Aim
Restate the complete material exactly.

Dataset content
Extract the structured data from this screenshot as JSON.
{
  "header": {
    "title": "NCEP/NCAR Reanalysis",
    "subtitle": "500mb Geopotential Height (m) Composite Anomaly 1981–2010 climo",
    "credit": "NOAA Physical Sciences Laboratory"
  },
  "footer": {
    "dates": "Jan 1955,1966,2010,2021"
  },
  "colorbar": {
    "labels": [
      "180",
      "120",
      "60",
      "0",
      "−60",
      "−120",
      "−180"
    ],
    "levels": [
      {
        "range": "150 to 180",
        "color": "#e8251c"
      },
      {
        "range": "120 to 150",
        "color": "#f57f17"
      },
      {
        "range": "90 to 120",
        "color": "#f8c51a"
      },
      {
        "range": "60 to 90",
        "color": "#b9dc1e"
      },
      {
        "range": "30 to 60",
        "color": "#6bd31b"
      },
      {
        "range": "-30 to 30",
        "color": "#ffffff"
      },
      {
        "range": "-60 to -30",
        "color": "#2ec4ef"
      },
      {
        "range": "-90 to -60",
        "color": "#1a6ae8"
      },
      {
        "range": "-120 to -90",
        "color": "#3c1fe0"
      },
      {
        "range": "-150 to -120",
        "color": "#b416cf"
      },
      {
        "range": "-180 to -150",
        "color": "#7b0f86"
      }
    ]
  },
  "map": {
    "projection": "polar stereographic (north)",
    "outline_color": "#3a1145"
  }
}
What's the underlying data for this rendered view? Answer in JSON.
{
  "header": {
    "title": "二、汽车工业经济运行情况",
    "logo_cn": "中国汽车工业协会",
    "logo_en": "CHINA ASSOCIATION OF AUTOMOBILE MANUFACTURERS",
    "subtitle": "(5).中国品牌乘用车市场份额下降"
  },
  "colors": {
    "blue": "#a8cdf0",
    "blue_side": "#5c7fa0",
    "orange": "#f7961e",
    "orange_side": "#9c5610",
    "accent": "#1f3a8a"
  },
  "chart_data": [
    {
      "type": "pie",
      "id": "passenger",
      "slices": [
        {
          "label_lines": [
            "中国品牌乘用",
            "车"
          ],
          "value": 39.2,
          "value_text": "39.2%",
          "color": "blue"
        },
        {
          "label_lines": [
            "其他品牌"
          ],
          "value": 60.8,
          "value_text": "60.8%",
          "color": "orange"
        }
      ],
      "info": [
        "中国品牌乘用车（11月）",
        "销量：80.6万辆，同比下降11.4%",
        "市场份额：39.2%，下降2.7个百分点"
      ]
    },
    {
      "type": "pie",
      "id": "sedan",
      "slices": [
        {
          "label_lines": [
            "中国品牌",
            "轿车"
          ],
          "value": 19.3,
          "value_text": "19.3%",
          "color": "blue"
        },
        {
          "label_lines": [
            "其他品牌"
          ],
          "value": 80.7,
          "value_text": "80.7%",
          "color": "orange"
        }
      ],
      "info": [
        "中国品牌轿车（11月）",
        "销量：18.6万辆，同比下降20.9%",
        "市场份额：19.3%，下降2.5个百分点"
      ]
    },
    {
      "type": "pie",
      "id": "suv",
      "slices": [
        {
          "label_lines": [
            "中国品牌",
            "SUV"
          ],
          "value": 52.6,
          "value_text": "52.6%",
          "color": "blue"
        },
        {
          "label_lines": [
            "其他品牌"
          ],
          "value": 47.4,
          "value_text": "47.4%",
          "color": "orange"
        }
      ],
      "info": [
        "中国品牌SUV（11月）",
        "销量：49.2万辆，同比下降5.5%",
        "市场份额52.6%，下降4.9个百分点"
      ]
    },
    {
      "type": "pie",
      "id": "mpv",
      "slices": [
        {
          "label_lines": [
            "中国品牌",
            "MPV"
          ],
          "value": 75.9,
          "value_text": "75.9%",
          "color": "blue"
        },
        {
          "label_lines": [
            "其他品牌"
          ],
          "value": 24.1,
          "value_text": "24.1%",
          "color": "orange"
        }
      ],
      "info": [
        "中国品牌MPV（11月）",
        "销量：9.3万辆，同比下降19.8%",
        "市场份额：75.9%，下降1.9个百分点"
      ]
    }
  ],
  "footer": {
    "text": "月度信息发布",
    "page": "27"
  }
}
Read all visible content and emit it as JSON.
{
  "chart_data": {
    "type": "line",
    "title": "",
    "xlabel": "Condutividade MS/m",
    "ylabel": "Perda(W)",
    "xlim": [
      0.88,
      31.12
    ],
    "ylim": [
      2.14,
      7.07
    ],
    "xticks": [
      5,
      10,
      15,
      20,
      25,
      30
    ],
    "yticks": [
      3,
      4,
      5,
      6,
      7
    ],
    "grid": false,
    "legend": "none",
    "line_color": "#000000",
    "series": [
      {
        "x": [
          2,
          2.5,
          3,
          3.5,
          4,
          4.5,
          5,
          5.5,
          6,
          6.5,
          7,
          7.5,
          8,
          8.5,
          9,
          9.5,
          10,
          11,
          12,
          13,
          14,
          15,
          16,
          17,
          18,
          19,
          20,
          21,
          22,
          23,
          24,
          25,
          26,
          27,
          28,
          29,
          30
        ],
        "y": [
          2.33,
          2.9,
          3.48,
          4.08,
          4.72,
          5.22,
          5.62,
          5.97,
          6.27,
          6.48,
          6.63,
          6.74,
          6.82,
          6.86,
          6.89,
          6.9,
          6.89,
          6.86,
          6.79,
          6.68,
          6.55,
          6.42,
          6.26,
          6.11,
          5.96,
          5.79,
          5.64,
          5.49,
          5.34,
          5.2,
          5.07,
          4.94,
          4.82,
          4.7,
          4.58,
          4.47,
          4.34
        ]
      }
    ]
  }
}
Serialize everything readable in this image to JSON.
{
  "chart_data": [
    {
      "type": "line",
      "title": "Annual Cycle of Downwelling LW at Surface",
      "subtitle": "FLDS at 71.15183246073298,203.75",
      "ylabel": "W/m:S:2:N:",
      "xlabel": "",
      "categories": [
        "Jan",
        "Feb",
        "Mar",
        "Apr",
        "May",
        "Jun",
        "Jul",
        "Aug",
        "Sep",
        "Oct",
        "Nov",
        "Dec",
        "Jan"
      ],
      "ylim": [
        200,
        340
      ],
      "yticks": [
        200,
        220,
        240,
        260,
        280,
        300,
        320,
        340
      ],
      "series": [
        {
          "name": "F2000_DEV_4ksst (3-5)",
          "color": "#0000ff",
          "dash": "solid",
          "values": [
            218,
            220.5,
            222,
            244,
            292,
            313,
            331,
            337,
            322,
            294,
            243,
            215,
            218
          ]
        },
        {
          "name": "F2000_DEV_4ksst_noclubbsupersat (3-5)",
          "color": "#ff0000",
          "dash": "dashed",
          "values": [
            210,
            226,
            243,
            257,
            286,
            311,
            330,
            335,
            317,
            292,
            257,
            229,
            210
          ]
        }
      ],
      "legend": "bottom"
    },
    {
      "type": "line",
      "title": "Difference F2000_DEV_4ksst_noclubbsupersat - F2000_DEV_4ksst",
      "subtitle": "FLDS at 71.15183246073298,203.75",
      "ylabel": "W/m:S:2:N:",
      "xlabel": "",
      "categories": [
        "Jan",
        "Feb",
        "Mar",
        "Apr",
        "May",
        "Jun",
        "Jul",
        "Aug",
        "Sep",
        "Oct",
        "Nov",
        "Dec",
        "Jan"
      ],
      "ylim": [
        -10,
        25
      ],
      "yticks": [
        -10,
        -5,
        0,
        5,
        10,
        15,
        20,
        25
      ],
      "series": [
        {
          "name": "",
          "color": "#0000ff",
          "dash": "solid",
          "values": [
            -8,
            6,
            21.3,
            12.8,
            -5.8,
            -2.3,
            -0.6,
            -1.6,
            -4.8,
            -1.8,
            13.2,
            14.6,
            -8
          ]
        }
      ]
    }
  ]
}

Final result
Extract the structured data from this screenshot as JSON.
{
  "header": {
    "title": "NCEP/NCAR Reanalysis",
    "subtitle": "500mb Geopotential Height (m) Composite Anomaly 1981–2010 climo",
    "credit": "NOAA Physical Sciences Laboratory"
  },
  "footer": {
    "dates": "Jan 1955,1966,2010,2021"
  },
  "colorbar": {
    "labels": [
      "180",
      "120",
      "60",
      "0",
      "−60",
      "−120",
      "−180"
    ],
    "levels": [
      {
        "range": "150 to 180",
        "color": "#e8251c"
      },
      {
        "range": "120 to 150",
        "color": "#f57f17"
      },
      {
        "range": "90 to 120",
        "color": "#f8c51a"
      },
      {
        "range": "60 to 90",
        "color": "#b9dc1e"
      },
      {
        "range": "30 to 60",
        "color": "#6bd31b"
      },
      {
        "range": "-30 to 30",
        "color": "#ffffff"
      },
      {
        "range": "-60 to -30",
        "color": "#2ec4ef"
      },
      {
        "range": "-90 to -60",
        "color": "#1a6ae8"
      },
      {
        "range": "-120 to -90",
        "color": "#3c1fe0"
      },
      {
        "range": "-150 to -120",
        "color": "#b416cf"
      },
      {
        "range": "-180 to -150",
        "color": "#7b0f86"
      }
    ]
  },
  "map": {
    "projection": "polar stereographic (north)",
    "outline_color": "#3a1145"
  }
}
What's the underlying data for this rendered view? Answer in JSON.
{
  "header": {
    "title": "二、汽车工业经济运行情况",
    "logo_cn": "中国汽车工业协会",
    "logo_en": "CHINA ASSOCIATION OF AUTOMOBILE MANUFACTURERS",
    "subtitle": "(5).中国品牌乘用车市场份额下降"
  },
  "colors": {
    "blue": "#a8cdf0",
    "blue_side": "#5c7fa0",
    "orange": "#f7961e",
    "orange_side": "#9c5610",
    "accent": "#1f3a8a"
  },
  "chart_data": [
    {
      "type": "pie",
      "id": "passenger",
      "slices": [
        {
          "label_lines": [
            "中国品牌乘用",
            "车"
          ],
          "value": 39.2,
          "value_text": "39.2%",
          "color": "blue"
        },
        {
          "label_lines": [
            "其他品牌"
          ],
          "value": 60.8,
          "value_text": "60.8%",
          "color": "orange"
        }
      ],
      "info": [
        "中国品牌乘用车（11月）",
        "销量：80.6万辆，同比下降11.4%",
        "市场份额：39.2%，下降2.7个百分点"
      ]
    },
    {
      "type": "pie",
      "id": "sedan",
      "slices": [
        {
          "label_lines": [
            "中国品牌",
            "轿车"
          ],
          "value": 19.3,
          "value_text": "19.3%",
          "color": "blue"
        },
        {
          "label_lines": [
            "其他品牌"
          ],
          "value": 80.7,
          "value_text": "80.7%",
          "color": "orange"
        }
      ],
      "info": [
        "中国品牌轿车（11月）",
        "销量：18.6万辆，同比下降20.9%",
        "市场份额：19.3%，下降2.5个百分点"
      ]
    },
    {
      "type": "pie",
      "id": "suv",
      "slices": [
        {
          "label_lines": [
            "中国品牌",
            "SUV"
          ],
          "value": 52.6,
          "value_text": "52.6%",
          "color": "blue"
        },
        {
          "label_lines": [
            "其他品牌"
          ],
          "value": 47.4,
          "value_text": "47.4%",
          "color": "orange"
        }
      ],
      "info": [
        "中国品牌SUV（11月）",
        "销量：49.2万辆，同比下降5.5%",
        "市场份额52.6%，下降4.9个百分点"
      ]
    },
    {
      "type": "pie",
      "id": "mpv",
      "slices": [
        {
          "label_lines": [
            "中国品牌",
            "MPV"
          ],
          "value": 75.9,
          "value_text": "75.9%",
          "color": "blue"
        },
        {
          "label_lines": [
            "其他品牌"
          ],
          "value": 24.1,
          "value_text": "24.1%",
          "color": "orange"
        }
      ],
      "info": [
        "中国品牌MPV（11月）",
        "销量：9.3万辆，同比下降19.8%",
        "市场份额：75.9%，下降1.9个百分点"
      ]
    }
  ],
  "footer": {
    "text": "月度信息发布",
    "page": "27"
  }
}
Read all visible content and emit it as JSON.
{
  "chart_data": {
    "type": "line",
    "title": "",
    "xlabel": "Condutividade MS/m",
    "ylabel": "Perda(W)",
    "xlim": [
      0.88,
      31.12
    ],
    "ylim": [
      2.14,
      7.07
    ],
    "xticks": [
      5,
      10,
      15,
      20,
      25,
      30
    ],
    "yticks": [
      3,
      4,
      5,
      6,
      7
    ],
    "grid": false,
    "legend": "none",
    "line_color": "#000000",
    "series": [
      {
        "x": [
          2,
          2.5,
          3,
          3.5,
          4,
          4.5,
          5,
          5.5,
          6,
          6.5,
          7,
          7.5,
          8,
          8.5,
          9,
          9.5,
          10,
          11,
          12,
          13,
          14,
          15,
          16,
          17,
          18,
          19,
          20,
          21,
          22,
          23,
          24,
          25,
          26,
          27,
          28,
          29,
          30
        ],
        "y": [
          2.33,
          2.9,
          3.48,
          4.08,
          4.72,
          5.22,
          5.62,
          5.97,
          6.27,
          6.48,
          6.63,
          6.74,
          6.82,
          6.86,
          6.89,
          6.9,
          6.89,
          6.86,
          6.79,
          6.68,
          6.55,
          6.42,
          6.26,
          6.11,
          5.96,
          5.79,
          5.64,
          5.49,
          5.34,
          5.2,
          5.07,
          4.94,
          4.82,
          4.7,
          4.58,
          4.47,
          4.34
        ]
      }
    ]
  }
}
Serialize everything readable in this image to JSON.
{
  "chart_data": [
    {
      "type": "line",
      "title": "Annual Cycle of Downwelling LW at Surface",
      "subtitle": "FLDS at 71.15183246073298,203.75",
      "ylabel": "W/m:S:2:N:",
      "xlabel": "",
      "categories": [
        "Jan",
        "Feb",
        "Mar",
        "Apr",
        "May",
        "Jun",
        "Jul",
        "Aug",
        "Sep",
        "Oct",
        "Nov",
        "Dec",
        "Jan"
      ],
      "ylim": [
        200,
        340
      ],
      "yticks": [
        200,
        220,
        240,
        260,
        280,
        300,
        320,
        340
      ],
      "series": [
        {
          "name": "F2000_DEV_4ksst (3-5)",
          "color": "#0000ff",
          "dash": "solid",
          "values": [
            218,
            220.5,
            222,
            244,
            292,
            313,
            331,
            337,
            322,
            294,
            243,
            215,
            218
          ]
        },
        {
          "name": "F2000_DEV_4ksst_noclubbsupersat (3-5)",
          "color": "#ff0000",
          "dash": "dashed",
          "values": [
            210,
            226,
            243,
            257,
            286,
            311,
            330,
            335,
            317,
            292,
            257,
            229,
            210
          ]
        }
      ],
      "legend": "bottom"
    },
    {
      "type": "line",
      "title": "Difference F2000_DEV_4ksst_noclubbsupersat - F2000_DEV_4ksst",
      "subtitle": "FLDS at 71.15183246073298,203.75",
      "ylabel": "W/m:S:2:N:",
      "xlabel": "",
      "categories": [
        "Jan",
        "Feb",
        "Mar",
        "Apr",
        "May",
        "Jun",
        "Jul",
        "Aug",
        "Sep",
        "Oct",
        "Nov",
        "Dec",
        "Jan"
      ],
      "ylim": [
        -10,
        25
      ],
      "yticks": [
        -10,
        -5,
        0,
        5,
        10,
        15,
        20,
        25
      ],
      "series": [
        {
          "name": "",
          "color": "#0000ff",
          "dash": "solid",
          "values": [
            -8,
            6,
            21.3,
            12.8,
            -5.8,
            -2.3,
            -0.6,
            -1.6,
            -4.8,
            -1.8,
            13.2,
            14.6,
            -8
          ]
        }
      ]
    }
  ]
}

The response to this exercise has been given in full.